[Extracted information]:

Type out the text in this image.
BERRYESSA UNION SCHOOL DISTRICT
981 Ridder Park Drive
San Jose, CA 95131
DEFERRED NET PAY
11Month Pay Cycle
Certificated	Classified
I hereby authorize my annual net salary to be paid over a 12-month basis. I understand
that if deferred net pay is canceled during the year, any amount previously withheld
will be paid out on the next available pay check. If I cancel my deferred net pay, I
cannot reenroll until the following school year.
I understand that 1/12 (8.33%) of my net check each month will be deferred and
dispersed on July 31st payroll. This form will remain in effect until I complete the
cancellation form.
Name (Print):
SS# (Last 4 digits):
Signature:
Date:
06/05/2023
* * *
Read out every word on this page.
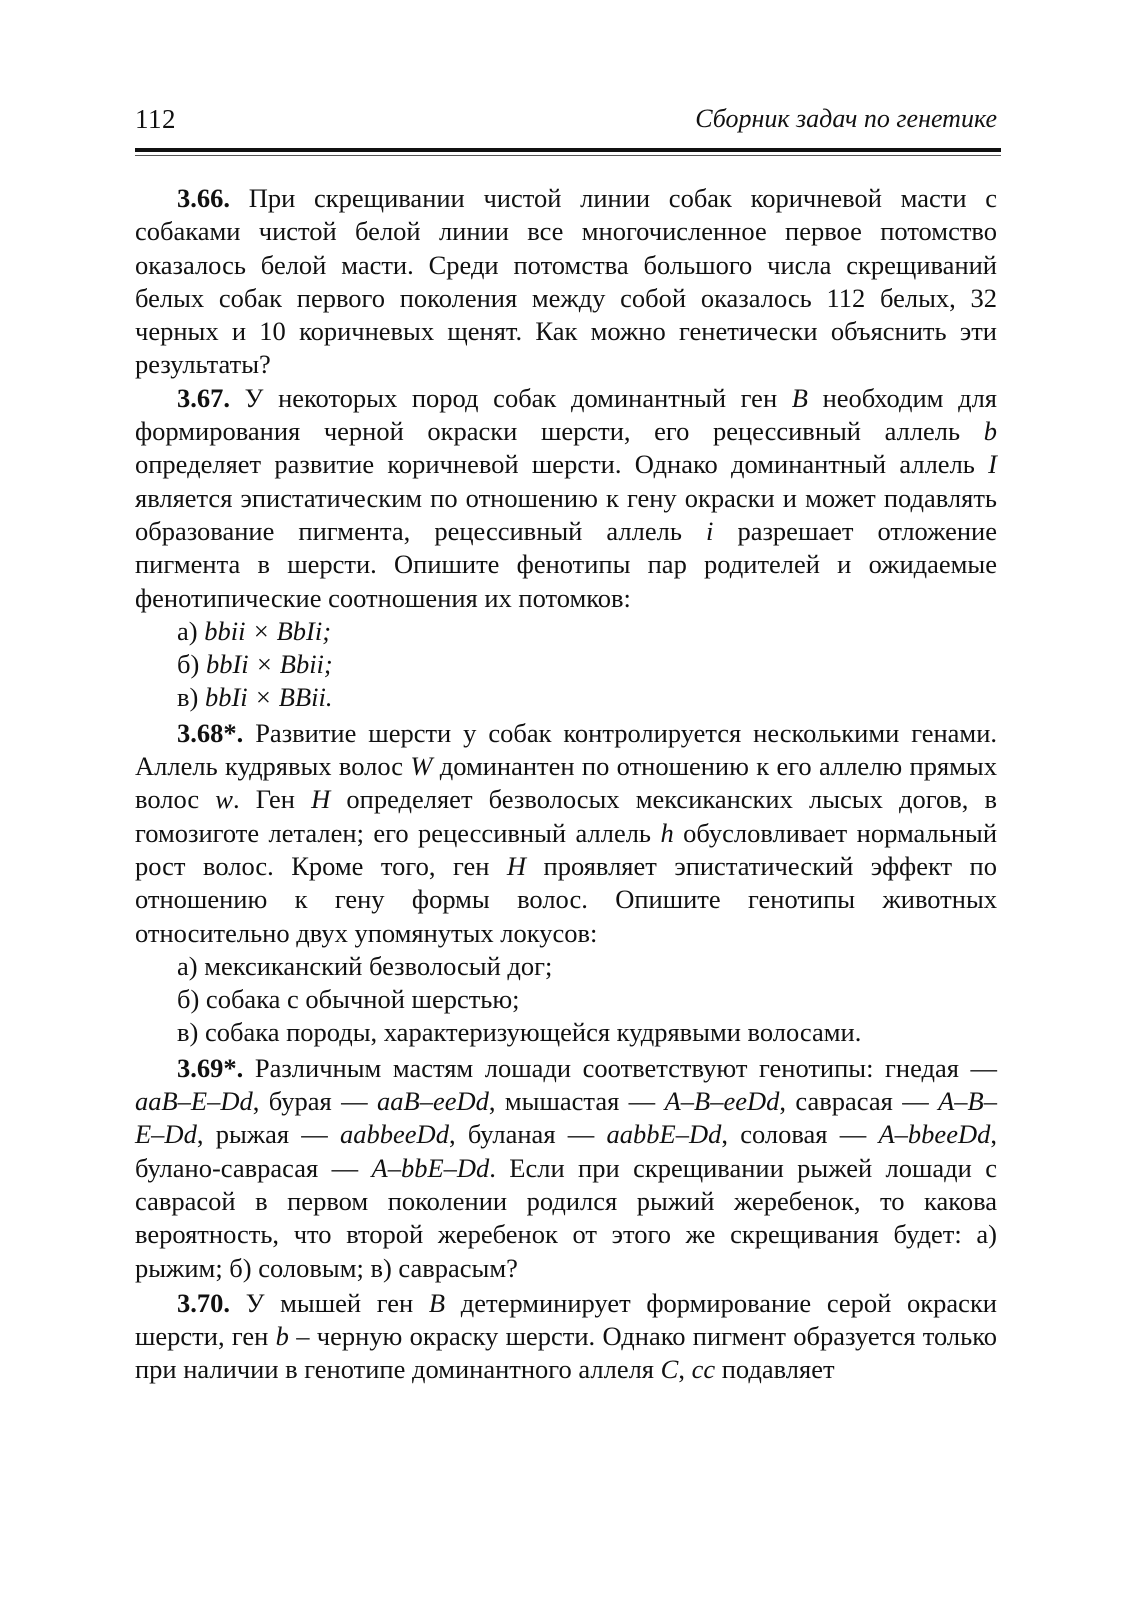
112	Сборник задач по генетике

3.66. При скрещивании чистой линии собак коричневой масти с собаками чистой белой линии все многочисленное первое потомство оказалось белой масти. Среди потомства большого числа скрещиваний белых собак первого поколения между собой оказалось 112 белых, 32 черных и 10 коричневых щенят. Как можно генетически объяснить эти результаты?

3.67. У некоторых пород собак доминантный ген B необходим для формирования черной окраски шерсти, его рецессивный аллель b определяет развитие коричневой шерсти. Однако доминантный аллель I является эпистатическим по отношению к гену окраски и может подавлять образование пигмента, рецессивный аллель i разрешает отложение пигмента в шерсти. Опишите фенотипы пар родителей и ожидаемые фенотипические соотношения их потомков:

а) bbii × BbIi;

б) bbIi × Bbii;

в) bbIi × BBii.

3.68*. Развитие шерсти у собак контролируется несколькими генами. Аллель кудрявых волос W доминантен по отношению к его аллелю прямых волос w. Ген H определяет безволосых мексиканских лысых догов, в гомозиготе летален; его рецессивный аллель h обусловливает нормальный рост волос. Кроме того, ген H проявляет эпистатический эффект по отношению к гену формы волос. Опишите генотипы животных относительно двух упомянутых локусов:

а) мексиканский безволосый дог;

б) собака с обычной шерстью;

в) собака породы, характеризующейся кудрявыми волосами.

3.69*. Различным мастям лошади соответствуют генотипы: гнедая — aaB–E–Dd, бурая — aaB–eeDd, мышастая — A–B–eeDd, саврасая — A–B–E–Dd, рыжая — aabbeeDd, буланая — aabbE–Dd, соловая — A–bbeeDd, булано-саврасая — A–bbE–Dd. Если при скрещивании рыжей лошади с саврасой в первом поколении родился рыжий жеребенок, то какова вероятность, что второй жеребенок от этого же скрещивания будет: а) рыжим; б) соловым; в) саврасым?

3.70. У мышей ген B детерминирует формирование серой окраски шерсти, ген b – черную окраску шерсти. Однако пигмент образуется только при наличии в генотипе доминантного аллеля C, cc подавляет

[Requirement]: Track down every line holding the string "will" and copy it.

[Response to the exercise]:
will be paid out on the next available pay check. If I cancel my deferred net pay, I
I understand that 1/12 (8.33%) of my net check each month will be deferred and
dispersed on July 31st payroll. This form will remain in effect until I complete the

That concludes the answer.